> Page
--
2.0 multi-asset reference syntax — inside prompt you can use placeholders like @image1 / @video2 / @audio3 to reference image_urls[0] / video_urls[1] / audio_urls[2]; indices are 1-based.

Request Examples

curl -X POST https://www.qingbo.dev/v1/tasks \
  -H "Authorization: Bearer $WAVE_API_KEY" \
  -H "Content-Type: application/json" \
  -d '{
    "model": "doubao-seedance-1.0-pro-fast",
    "prompt": "A Shiba Inu in a spacesuit walking on the moon, cinematic lighting",
    "duration": 5,
    "resolution": "720p",
    "aspect_ratio": "16:9"
  }'

curl -X POST https://www.qingbo.dev/v1/tasks \
  -H "Authorization: Bearer $WAVE_API_KEY" \
  -H "Content-Type: application/json" \
  -d '{
    "model": "doubao-seedance-1.0-pro-quality",
    "prompt": "The person slowly walks toward the camera, the camera gently pushes in",
    "first_frame_image": "https://cdn.example.com/portrait.jpg",
    "duration": 8,
    "resolution": "1080p"
--
> Dataset content
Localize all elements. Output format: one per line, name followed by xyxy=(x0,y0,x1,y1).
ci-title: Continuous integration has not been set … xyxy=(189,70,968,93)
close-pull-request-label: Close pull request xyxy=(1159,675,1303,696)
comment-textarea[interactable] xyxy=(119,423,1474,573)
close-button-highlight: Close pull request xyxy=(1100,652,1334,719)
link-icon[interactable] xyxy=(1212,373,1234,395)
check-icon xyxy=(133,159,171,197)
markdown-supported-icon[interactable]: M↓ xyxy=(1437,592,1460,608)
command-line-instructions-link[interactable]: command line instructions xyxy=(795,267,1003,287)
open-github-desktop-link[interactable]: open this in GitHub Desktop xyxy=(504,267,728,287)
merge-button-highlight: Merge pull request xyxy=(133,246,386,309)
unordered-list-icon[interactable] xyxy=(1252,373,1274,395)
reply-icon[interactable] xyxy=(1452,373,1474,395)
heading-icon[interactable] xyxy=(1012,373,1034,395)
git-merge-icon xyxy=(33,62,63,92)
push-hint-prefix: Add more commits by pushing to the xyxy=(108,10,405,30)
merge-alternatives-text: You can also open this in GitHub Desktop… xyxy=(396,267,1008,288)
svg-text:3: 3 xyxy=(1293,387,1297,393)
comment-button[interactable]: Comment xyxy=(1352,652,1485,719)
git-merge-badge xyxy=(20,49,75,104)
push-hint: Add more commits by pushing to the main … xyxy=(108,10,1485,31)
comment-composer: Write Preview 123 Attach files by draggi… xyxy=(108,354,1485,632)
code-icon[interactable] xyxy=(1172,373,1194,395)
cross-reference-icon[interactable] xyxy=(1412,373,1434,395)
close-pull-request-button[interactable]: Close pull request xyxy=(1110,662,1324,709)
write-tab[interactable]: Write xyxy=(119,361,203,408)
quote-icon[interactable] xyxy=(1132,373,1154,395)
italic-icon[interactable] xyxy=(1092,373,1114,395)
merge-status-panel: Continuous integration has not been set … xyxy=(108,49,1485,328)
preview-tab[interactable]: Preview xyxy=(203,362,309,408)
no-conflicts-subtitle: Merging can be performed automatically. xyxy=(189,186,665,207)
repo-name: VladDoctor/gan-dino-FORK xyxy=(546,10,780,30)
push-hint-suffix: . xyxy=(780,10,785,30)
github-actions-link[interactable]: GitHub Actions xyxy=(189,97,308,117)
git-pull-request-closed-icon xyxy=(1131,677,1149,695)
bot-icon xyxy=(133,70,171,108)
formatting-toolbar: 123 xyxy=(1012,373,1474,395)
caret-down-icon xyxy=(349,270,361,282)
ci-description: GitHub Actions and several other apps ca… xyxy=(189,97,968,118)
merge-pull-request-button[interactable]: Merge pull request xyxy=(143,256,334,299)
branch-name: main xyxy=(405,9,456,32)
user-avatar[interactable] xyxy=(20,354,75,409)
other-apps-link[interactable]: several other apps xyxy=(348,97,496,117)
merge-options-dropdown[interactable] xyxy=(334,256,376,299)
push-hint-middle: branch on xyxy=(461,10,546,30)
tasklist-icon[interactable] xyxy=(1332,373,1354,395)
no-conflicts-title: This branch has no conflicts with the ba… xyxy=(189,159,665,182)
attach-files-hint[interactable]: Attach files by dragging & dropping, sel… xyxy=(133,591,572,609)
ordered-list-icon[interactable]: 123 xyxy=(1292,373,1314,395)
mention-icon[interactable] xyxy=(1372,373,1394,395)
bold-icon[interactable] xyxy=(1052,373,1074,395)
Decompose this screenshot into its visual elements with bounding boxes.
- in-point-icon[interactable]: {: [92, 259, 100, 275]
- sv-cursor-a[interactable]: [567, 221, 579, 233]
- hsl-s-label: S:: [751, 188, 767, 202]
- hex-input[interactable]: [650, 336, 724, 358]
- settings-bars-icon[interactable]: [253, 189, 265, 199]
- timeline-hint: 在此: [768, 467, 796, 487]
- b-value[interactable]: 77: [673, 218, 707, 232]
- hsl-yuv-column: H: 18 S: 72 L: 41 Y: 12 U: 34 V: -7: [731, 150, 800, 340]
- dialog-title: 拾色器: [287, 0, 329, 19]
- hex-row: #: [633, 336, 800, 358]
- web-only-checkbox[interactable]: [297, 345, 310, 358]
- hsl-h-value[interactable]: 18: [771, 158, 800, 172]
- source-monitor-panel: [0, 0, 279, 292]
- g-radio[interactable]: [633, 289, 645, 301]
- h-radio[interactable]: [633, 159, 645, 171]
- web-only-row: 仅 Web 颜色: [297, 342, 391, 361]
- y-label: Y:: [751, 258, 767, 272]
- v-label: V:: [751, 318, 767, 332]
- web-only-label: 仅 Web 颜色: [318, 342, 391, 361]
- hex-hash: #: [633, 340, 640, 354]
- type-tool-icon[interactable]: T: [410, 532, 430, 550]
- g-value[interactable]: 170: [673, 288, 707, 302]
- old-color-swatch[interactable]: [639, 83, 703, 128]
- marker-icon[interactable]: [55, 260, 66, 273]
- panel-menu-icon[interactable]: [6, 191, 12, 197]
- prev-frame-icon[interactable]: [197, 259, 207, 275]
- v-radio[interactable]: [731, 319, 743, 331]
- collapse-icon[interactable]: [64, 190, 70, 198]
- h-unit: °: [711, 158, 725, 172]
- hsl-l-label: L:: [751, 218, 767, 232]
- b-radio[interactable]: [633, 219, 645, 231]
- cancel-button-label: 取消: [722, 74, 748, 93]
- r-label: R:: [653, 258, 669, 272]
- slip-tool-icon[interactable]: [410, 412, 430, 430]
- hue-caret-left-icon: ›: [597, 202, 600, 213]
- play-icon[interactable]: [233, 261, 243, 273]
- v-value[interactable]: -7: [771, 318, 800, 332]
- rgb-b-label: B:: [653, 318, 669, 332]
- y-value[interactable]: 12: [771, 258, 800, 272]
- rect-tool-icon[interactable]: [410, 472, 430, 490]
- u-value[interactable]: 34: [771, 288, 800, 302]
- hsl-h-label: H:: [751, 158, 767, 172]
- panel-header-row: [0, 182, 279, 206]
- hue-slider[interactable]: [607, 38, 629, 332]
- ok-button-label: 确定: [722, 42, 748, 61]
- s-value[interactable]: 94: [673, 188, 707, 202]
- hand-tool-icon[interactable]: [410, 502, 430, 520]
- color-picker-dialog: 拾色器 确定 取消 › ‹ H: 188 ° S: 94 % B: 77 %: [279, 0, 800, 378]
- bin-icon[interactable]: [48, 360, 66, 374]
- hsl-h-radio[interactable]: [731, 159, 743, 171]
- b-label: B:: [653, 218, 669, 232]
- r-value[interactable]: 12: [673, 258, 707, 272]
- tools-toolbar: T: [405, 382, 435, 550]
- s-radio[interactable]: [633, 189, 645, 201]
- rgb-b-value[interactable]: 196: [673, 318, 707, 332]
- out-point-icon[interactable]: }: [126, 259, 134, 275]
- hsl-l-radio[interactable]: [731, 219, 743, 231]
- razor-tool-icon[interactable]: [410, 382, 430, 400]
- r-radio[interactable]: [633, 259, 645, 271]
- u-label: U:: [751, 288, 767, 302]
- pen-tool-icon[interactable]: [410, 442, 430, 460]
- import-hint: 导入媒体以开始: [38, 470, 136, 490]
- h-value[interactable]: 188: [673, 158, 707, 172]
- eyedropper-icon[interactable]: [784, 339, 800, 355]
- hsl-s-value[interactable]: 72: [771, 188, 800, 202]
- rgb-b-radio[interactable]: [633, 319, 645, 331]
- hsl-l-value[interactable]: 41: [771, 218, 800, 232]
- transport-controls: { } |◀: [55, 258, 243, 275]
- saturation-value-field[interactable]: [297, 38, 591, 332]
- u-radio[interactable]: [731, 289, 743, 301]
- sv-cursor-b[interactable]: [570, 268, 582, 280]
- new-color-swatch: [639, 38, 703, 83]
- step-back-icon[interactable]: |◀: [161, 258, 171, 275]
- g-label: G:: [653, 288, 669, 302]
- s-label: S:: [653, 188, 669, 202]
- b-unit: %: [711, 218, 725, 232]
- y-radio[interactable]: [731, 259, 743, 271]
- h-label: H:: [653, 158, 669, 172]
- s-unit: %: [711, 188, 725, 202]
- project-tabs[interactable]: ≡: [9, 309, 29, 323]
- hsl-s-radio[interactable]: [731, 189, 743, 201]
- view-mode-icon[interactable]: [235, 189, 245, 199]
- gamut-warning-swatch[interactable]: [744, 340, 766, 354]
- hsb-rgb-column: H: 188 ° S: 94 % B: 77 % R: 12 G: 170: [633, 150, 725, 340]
--
> Direction A
Reproduce the passage of the API page that begins at the words "2.0 multi-asset reference" and ends after the words "indices are 1-based.".
> Direction B
According to the API page, what resolution is specified in the request that uses the doubao-seedance-1.0-pro-quality model?
> Direction C
Complete the API page, picking up immediately after its final line.

> Written response A
2.0 multi-asset reference syntax — inside prompt you can use placeholders like @image1 / @video2 / @audio3 to reference image_urls[0] / video_urls[1] / audio_urls[2]; indices are 1-based.

> Written response B
1080p

> Written response C
  }'

curl -X POST https://www.qingbo.dev/v1/tasks \
  -H "Authorization: Bearer $WAVE_API_KEY" \
  -H "Content-Type: application/json" \
  -d '{
    "model": "doubao-seedance-1.5-pro",
    "prompt": "She turns around and smiles, saying: You are here.",
    "first_frame_image": "https://cdn.example.com/start.jpg",
    "last_frame_image": "https://cdn.example.com/end.jpg",
    "duration": 6,
    "resolution": "1080p",
    "audio": true
  }'

curl -X POST https://www.qingbo.dev/v1/tasks \
  -H "Authorization: Bearer $WAVE_API_KEY" \
  -H "Content-Type: application/json" \
  -d '{
    "model": "doubao-seedance-2.0",
    "prompt": "Keep the character look from @image1, follow the camera rhythm of @video1, with @audio1 as background score",
    "image_urls": ["https://cdn.example.com/char.jpg"],
    "video_urls": ["https://cdn.example.com/ref-cam.mp4"],
    "audio_urls": ["https://cdn.example.com/bgm.mp3"],
    "duration": 8,
    "resolution": "1080p",
    "aspect_ratio": "16:9",
    "generate_audio": true
  }'

{
  "task_id": "task-wave1775285160b950328499",
  "model": "doubao-seedance-2.0",
  "action": "reference",
  "status": "queued",
  "created_at": 1775285160040,
  "progress": 0
}

After submission, poll status with GET /v1/tasks/{task_id}. See Task System for details.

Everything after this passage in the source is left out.